Count how many lines below contain the word "glyph", then give that number alone.

>> start LISTED RECORDS

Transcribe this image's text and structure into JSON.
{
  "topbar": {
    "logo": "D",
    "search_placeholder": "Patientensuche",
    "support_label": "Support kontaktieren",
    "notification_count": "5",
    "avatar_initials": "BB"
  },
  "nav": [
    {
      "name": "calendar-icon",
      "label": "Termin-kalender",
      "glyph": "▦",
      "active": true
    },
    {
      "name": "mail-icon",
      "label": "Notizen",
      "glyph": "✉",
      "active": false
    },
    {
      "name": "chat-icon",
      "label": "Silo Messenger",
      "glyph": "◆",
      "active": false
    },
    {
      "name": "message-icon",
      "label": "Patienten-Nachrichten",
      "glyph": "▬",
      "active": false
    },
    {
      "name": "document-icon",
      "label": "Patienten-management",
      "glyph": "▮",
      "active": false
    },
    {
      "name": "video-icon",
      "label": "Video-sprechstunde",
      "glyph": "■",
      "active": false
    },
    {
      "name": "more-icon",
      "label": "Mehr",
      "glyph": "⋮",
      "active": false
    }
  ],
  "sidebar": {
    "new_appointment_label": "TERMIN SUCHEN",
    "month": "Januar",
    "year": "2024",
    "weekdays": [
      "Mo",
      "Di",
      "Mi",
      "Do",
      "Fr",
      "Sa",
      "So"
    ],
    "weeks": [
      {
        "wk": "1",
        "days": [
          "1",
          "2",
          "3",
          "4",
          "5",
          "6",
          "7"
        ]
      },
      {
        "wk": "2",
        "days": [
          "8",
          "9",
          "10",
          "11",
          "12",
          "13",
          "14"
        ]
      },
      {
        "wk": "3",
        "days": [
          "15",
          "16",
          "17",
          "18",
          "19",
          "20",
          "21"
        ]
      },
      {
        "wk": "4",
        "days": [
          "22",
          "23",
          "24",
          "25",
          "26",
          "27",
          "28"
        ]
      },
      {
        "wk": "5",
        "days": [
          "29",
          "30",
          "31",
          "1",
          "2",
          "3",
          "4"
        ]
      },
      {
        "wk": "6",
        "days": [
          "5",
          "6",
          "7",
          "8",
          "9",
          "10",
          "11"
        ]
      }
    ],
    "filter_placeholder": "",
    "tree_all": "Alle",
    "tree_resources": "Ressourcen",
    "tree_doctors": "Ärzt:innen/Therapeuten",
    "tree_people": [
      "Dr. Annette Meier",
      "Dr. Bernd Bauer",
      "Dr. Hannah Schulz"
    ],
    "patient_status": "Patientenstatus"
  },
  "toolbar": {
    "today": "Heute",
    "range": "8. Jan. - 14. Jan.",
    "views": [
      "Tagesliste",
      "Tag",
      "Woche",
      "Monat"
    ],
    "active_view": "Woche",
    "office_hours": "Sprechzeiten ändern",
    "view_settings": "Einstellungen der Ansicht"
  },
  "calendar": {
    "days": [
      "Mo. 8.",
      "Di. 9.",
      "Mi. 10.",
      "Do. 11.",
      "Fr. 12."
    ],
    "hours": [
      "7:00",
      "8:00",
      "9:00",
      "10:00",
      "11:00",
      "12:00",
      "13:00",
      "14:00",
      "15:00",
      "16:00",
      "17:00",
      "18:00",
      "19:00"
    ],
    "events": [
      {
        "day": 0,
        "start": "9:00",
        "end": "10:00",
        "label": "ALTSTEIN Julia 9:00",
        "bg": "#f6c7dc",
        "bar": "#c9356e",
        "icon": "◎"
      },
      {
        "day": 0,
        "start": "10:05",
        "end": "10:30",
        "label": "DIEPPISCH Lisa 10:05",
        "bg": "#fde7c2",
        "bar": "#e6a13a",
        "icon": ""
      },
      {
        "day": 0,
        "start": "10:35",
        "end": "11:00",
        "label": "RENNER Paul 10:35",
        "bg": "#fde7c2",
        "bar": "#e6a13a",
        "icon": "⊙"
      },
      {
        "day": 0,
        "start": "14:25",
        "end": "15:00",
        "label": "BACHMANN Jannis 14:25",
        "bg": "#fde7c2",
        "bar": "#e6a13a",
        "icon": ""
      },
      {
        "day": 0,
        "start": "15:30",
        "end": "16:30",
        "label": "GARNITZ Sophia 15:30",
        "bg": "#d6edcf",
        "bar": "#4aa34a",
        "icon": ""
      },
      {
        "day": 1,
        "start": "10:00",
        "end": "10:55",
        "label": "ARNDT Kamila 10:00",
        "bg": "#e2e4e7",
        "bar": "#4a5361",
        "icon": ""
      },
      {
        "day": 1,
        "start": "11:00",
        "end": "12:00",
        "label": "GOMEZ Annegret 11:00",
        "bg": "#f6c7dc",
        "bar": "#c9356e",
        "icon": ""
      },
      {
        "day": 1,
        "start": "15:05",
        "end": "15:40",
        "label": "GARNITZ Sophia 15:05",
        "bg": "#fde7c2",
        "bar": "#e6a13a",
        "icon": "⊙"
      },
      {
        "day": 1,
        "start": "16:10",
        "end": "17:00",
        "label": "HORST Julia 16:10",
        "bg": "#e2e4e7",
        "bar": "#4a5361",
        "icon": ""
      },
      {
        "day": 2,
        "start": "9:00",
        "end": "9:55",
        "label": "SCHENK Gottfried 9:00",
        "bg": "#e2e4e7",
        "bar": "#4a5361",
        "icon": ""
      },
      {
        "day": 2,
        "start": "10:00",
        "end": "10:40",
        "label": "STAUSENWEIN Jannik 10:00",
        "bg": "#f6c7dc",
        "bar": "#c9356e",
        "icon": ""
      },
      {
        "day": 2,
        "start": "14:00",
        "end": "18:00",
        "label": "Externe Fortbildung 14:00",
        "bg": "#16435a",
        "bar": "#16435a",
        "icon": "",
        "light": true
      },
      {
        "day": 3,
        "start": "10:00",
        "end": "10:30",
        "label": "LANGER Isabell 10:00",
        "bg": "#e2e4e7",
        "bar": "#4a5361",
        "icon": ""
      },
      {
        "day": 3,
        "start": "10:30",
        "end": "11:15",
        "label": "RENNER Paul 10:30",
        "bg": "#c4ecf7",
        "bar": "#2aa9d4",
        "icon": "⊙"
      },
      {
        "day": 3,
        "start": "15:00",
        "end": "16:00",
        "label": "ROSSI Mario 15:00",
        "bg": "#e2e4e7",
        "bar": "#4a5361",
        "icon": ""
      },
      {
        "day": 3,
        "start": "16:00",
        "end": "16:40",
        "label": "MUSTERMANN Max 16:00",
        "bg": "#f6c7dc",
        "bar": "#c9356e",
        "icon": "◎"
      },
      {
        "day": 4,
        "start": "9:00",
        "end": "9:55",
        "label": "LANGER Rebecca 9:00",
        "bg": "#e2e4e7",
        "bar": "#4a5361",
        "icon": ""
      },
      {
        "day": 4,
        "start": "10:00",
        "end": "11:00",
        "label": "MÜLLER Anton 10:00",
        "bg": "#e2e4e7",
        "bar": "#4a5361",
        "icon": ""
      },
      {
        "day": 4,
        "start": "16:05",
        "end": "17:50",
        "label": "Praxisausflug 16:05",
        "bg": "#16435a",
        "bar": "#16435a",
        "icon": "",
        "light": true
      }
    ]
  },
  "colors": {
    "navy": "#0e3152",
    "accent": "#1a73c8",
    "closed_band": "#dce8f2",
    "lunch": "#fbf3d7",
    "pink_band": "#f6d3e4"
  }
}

>> end LISTED RECORDS

• SOLUTION TO THE PROBLEM
7